Goal: Records follow. Select each line holding "tepat".

Data listing:

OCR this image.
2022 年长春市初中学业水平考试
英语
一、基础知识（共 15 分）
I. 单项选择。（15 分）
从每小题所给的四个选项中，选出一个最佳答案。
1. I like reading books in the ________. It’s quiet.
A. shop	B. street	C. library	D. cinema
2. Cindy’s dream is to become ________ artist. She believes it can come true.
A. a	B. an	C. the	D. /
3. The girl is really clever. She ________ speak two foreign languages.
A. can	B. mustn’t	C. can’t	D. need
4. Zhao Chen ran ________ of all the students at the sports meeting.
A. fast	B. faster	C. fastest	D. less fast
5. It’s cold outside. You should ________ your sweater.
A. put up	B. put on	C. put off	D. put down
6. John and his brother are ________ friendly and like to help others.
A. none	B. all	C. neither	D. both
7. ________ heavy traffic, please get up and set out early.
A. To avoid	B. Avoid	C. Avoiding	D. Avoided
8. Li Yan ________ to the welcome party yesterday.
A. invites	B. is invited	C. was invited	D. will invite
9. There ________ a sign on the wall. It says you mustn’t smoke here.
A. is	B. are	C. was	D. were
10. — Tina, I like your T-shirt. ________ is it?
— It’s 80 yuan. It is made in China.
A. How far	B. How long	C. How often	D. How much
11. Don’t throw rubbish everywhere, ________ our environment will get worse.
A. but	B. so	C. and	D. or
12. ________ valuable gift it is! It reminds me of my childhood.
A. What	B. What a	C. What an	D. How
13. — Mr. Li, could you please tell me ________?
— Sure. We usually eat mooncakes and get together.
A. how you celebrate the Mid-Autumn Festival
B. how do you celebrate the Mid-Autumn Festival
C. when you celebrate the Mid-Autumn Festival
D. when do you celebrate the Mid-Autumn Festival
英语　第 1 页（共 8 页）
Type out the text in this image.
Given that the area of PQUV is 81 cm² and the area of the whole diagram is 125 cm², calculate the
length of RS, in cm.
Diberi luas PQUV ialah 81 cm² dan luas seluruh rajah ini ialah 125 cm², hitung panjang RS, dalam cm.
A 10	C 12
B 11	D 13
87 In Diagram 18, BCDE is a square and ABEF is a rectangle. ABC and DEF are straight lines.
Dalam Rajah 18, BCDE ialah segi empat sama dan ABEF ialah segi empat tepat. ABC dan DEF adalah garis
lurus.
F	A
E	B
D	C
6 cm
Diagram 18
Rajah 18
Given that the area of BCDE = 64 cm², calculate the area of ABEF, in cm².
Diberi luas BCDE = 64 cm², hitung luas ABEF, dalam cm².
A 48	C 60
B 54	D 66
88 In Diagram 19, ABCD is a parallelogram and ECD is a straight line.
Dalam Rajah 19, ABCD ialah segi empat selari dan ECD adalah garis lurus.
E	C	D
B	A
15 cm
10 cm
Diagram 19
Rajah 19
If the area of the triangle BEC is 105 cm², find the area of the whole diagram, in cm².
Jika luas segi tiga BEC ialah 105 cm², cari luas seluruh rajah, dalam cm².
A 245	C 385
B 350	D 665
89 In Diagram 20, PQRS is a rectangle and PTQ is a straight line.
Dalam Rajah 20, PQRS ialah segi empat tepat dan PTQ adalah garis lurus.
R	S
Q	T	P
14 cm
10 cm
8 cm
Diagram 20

Output for this exercise:
Dalam Rajah 18, BCDE ialah segi empat sama dan ABEF ialah segi empat tepat. ABC dan DEF adalah garis
Dalam Rajah 20, PQRS ialah segi empat tepat dan PTQ adalah garis lurus.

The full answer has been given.